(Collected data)
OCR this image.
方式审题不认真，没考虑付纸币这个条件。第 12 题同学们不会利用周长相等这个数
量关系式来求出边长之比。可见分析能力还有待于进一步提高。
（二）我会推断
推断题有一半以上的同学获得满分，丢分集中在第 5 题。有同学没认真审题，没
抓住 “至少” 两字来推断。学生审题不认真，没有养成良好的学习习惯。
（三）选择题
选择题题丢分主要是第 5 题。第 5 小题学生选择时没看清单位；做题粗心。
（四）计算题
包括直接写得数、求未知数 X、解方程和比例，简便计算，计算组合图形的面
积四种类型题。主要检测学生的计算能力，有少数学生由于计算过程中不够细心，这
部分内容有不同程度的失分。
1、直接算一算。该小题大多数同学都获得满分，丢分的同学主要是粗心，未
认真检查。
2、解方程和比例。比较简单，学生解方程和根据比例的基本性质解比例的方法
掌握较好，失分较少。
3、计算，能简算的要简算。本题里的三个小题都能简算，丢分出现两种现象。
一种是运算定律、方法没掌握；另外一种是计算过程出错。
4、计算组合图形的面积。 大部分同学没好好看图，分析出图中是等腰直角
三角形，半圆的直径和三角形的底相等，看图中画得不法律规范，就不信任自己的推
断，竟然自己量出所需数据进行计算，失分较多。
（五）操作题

What is needed: Above are some records. Print them all exactly.

Answer to this problem:
OCR this image.
方式审题不认真，没考虑付纸币这个条件。第 12 题同学们不会利用周长相等这个数
量关系式来求出边长之比。可见分析能力还有待于进一步提高。
（二）我会推断
推断题有一半以上的同学获得满分，丢分集中在第 5 题。有同学没认真审题，没
抓住 “至少” 两字来推断。学生审题不认真，没有养成良好的学习习惯。
（三）选择题
选择题题丢分主要是第 5 题。第 5 小题学生选择时没看清单位；做题粗心。
（四）计算题
包括直接写得数、求未知数 X、解方程和比例，简便计算，计算组合图形的面
积四种类型题。主要检测学生的计算能力，有少数学生由于计算过程中不够细心，这
部分内容有不同程度的失分。
1、直接算一算。该小题大多数同学都获得满分，丢分的同学主要是粗心，未
认真检查。
2、解方程和比例。比较简单，学生解方程和根据比例的基本性质解比例的方法
掌握较好，失分较少。
3、计算，能简算的要简算。本题里的三个小题都能简算，丢分出现两种现象。
一种是运算定律、方法没掌握；另外一种是计算过程出错。
4、计算组合图形的面积。 大部分同学没好好看图，分析出图中是等腰直角
三角形，半圆的直径和三角形的底相等，看图中画得不法律规范，就不信任自己的推
断，竟然自己量出所需数据进行计算，失分较多。
（五）操作题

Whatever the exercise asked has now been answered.